:: OBJECTIVE ::
Write every record out again exactly as given.

BEGIN INPUT

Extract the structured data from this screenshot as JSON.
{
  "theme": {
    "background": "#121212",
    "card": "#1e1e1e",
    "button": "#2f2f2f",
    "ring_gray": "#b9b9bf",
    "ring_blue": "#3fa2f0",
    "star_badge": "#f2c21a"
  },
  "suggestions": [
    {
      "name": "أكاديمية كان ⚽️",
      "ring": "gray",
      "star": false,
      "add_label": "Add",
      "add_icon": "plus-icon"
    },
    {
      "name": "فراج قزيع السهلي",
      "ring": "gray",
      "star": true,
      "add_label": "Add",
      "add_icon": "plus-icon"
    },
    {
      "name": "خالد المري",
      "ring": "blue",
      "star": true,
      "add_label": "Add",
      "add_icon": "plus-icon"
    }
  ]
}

END INPUT

:: COMPLETE RESPONSE ::
Extract the structured data from this screenshot as JSON.
{
  "theme": {
    "background": "#121212",
    "card": "#1e1e1e",
    "button": "#2f2f2f",
    "ring_gray": "#b9b9bf",
    "ring_blue": "#3fa2f0",
    "star_badge": "#f2c21a"
  },
  "suggestions": [
    {
      "name": "أكاديمية كان ⚽️",
      "ring": "gray",
      "star": false,
      "add_label": "Add",
      "add_icon": "plus-icon"
    },
    {
      "name": "فراج قزيع السهلي",
      "ring": "gray",
      "star": true,
      "add_label": "Add",
      "add_icon": "plus-icon"
    },
    {
      "name": "خالد المري",
      "ring": "blue",
      "star": true,
      "add_label": "Add",
      "add_icon": "plus-icon"
    }
  ]
}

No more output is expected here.